"""

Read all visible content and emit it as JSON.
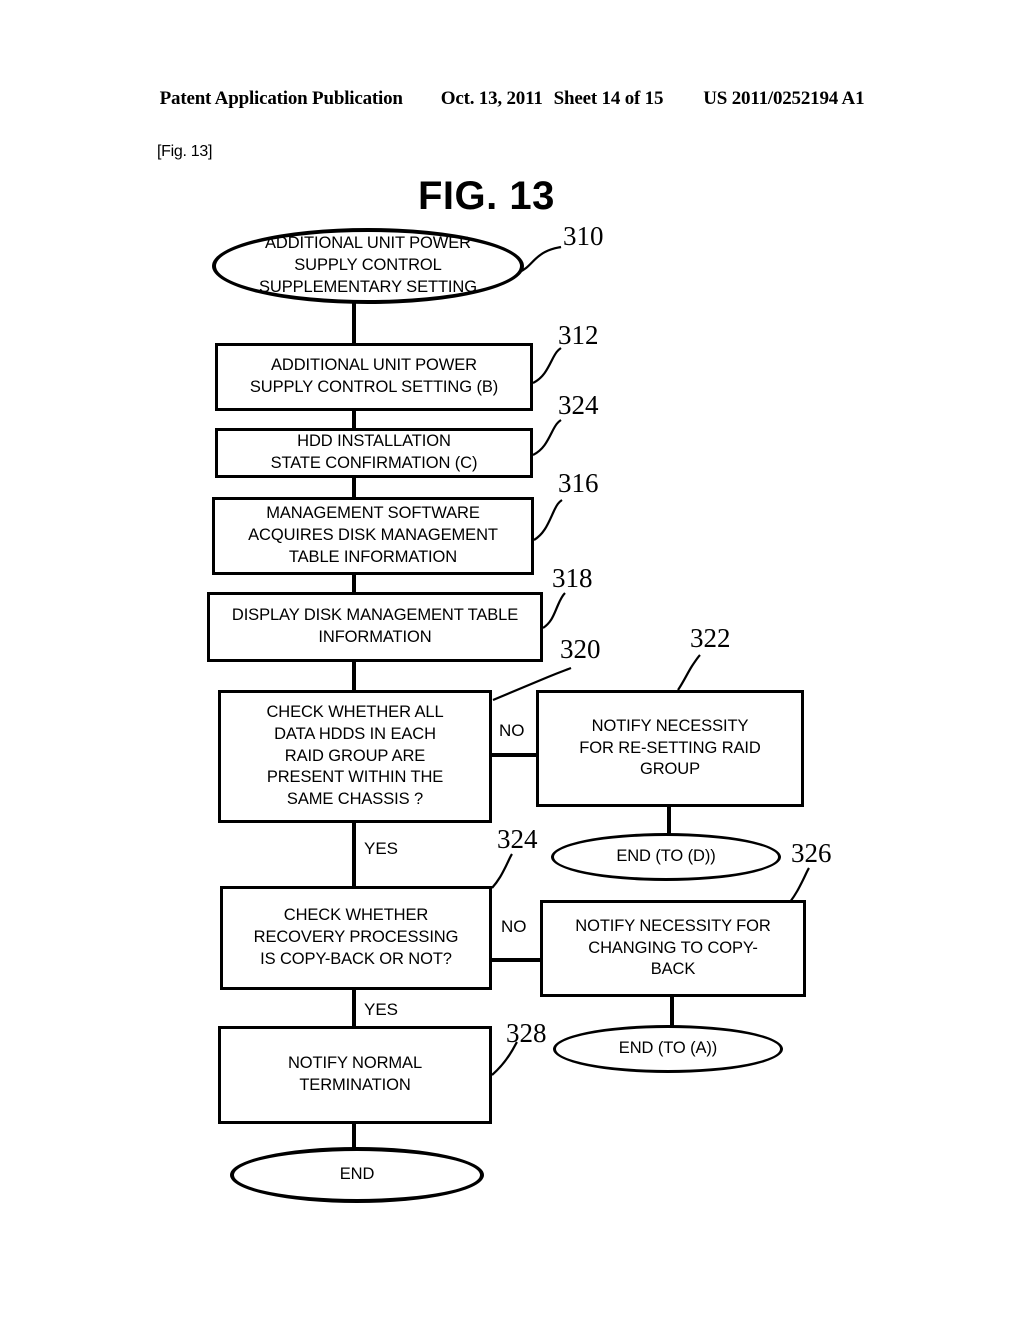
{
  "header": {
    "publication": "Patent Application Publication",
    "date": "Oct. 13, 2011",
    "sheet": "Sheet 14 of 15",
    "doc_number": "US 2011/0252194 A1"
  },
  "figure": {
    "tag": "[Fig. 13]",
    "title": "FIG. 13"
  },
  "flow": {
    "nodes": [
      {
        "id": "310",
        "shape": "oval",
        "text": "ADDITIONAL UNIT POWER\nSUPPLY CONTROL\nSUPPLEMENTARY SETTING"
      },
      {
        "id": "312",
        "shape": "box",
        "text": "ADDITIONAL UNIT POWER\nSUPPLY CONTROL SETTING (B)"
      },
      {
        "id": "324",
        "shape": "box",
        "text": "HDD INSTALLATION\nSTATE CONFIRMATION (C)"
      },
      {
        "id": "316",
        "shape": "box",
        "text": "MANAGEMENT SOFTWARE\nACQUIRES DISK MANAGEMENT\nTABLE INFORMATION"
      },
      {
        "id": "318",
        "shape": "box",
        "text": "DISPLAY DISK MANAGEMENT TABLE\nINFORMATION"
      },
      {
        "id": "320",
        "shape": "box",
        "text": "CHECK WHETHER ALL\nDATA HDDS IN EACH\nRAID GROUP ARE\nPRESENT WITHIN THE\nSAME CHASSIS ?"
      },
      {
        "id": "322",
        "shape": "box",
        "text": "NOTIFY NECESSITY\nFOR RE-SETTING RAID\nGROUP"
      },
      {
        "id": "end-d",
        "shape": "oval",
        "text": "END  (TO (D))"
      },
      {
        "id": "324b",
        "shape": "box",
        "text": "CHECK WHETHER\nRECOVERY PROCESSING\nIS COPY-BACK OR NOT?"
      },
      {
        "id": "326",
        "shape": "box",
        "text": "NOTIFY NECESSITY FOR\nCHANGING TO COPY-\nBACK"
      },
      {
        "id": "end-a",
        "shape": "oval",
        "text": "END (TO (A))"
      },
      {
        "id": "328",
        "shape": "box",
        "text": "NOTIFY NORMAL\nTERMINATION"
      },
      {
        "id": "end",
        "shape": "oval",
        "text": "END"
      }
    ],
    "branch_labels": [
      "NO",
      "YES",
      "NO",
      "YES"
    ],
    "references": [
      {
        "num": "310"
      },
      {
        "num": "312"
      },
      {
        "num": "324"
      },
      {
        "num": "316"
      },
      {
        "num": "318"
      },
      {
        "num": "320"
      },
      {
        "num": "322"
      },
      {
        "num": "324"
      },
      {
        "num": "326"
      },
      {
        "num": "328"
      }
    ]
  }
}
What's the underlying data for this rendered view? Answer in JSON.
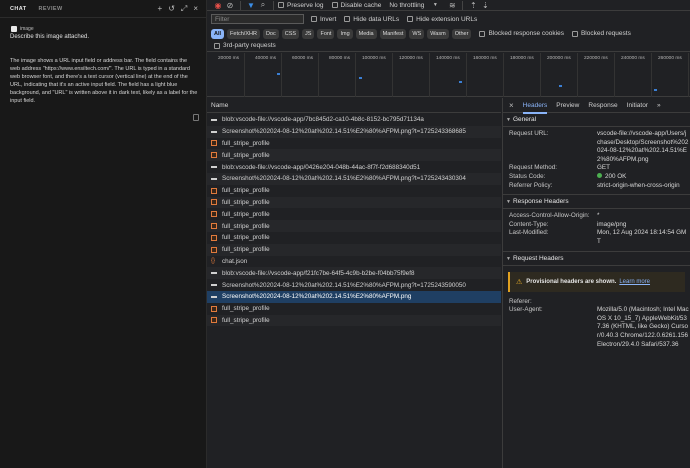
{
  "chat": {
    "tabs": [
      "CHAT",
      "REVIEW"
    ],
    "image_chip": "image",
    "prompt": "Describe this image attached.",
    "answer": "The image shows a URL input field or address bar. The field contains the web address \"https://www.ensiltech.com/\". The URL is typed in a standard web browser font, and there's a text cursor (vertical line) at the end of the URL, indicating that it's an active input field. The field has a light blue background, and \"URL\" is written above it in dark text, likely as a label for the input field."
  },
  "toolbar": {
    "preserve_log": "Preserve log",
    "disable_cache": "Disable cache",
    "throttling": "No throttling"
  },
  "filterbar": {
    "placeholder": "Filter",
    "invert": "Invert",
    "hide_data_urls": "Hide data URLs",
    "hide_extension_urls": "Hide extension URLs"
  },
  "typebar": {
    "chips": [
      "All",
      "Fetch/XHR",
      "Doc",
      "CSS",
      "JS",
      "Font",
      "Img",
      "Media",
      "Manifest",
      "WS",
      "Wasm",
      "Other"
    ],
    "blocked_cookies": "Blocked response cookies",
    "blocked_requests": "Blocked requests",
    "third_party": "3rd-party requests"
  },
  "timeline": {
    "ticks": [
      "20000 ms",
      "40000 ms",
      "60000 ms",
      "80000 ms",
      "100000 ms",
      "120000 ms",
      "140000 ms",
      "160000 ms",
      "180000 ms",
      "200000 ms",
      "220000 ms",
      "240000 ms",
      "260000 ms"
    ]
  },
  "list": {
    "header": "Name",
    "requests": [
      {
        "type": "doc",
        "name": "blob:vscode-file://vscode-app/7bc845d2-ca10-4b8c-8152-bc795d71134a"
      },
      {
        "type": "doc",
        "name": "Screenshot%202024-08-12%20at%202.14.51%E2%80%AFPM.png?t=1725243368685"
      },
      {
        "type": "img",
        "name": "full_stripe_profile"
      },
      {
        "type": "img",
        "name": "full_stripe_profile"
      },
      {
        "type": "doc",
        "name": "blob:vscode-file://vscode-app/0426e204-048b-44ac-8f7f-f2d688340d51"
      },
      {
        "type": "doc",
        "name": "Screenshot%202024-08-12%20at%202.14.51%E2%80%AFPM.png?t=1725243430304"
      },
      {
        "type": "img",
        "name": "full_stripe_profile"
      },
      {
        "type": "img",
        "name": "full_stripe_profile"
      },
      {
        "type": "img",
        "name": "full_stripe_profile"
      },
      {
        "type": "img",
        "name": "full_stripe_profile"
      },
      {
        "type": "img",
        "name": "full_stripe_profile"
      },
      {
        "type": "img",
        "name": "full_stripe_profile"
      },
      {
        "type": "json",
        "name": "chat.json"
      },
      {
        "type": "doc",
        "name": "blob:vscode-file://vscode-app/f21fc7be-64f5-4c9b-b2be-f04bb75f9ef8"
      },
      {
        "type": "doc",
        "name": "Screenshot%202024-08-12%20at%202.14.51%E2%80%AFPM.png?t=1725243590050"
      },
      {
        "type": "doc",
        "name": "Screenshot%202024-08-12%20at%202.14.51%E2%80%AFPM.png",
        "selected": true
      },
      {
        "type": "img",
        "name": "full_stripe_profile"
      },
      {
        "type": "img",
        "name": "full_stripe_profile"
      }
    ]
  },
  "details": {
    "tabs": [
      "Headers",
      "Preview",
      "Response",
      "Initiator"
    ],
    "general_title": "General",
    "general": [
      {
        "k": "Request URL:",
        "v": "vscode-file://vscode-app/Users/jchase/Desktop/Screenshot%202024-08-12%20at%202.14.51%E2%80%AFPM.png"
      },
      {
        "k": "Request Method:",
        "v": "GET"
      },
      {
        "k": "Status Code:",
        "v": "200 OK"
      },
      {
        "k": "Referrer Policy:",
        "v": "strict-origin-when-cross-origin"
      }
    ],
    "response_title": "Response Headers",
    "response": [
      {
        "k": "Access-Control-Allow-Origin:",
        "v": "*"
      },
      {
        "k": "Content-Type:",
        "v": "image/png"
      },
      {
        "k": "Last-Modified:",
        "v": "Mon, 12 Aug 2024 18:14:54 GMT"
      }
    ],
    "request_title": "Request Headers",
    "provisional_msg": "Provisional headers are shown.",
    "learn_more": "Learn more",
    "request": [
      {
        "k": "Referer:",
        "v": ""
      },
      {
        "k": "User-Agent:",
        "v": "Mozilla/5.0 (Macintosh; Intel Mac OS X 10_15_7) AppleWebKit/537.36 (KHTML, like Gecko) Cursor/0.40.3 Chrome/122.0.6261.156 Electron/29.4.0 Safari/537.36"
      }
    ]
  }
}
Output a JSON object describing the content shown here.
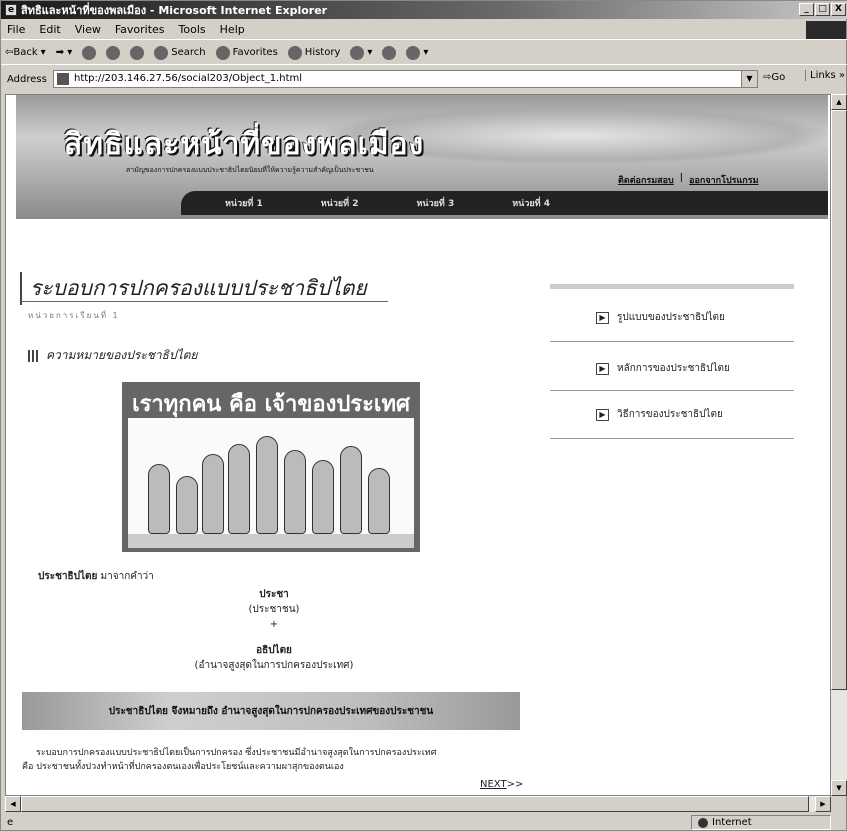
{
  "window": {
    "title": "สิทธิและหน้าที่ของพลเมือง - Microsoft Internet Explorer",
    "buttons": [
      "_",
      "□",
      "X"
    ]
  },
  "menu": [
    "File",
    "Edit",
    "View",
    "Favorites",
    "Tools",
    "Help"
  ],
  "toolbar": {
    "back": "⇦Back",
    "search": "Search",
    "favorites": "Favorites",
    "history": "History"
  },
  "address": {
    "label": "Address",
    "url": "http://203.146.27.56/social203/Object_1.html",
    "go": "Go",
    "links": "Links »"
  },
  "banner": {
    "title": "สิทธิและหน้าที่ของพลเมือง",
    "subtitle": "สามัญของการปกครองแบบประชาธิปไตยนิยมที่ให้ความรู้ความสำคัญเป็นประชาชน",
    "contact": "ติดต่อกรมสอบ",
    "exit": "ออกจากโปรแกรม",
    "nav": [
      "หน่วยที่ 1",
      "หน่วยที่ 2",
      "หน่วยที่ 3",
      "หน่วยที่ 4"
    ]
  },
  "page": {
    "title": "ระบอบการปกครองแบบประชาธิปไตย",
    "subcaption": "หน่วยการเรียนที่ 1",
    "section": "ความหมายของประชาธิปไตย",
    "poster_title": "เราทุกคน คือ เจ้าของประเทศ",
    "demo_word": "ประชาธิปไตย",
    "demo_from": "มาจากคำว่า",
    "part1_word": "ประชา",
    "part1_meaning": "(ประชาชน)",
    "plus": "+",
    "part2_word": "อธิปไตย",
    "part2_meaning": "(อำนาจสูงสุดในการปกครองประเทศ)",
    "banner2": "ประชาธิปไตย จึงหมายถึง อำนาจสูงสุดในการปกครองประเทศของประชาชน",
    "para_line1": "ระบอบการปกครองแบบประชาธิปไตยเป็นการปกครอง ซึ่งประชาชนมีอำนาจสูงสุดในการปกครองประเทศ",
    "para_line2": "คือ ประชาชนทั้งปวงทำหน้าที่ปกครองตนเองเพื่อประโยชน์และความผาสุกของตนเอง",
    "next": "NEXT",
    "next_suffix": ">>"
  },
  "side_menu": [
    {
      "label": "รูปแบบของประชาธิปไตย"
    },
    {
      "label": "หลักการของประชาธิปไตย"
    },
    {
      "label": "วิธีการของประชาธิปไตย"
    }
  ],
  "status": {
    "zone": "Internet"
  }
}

"""

WHAT THE TASK REQUIRES: Pick out the lines containing the string "ของพลเม" and show them.

WRITTEN ANSWER:
    "title": "สิทธิและหน้าที่ของพลเมือง - Microsoft Internet Explorer",
    "title": "สิทธิและหน้าที่ของพลเมือง",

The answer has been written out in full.